Exercise task
Your task is to copy the listing exactly. Drop any pictures from the copy.

....................

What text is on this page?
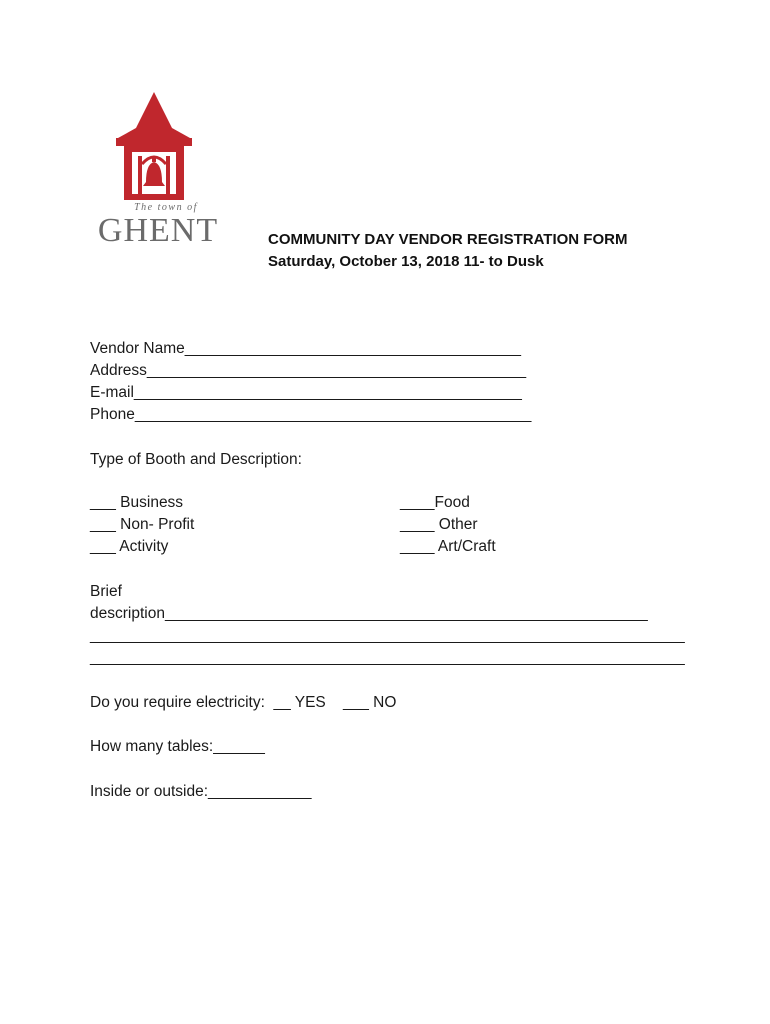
The town of
GHENT	COMMUNITY DAY VENDOR REGISTRATION FORM
Saturday, October 13, 2018 11- to Dusk
Vendor Name_______________________________________
Address____________________________________________
E-mail_____________________________________________
Phone______________________________________________
Type of Booth and Description:
___ Business
___ Non- Profit
___ Activity
____Food
____ Other
____ Art/Craft
Brief
description________________________________________________________
_____________________________________________________________________
_____________________________________________________________________
Do you require electricity:  __ YES    ___ NO
How many tables:______
Inside or outside:____________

....................

Full solution
What text is on this page?
The town of
GHENT	COMMUNITY DAY VENDOR REGISTRATION FORM
Saturday, October 13, 2018 11- to Dusk
Vendor Name_______________________________________
Address____________________________________________
E-mail_____________________________________________
Phone______________________________________________
Type of Booth and Description:
___ Business
___ Non- Profit
___ Activity
____Food
____ Other
____ Art/Craft
Brief
description________________________________________________________
_____________________________________________________________________
_____________________________________________________________________
Do you require electricity:  __ YES    ___ NO
How many tables:______
Inside or outside:____________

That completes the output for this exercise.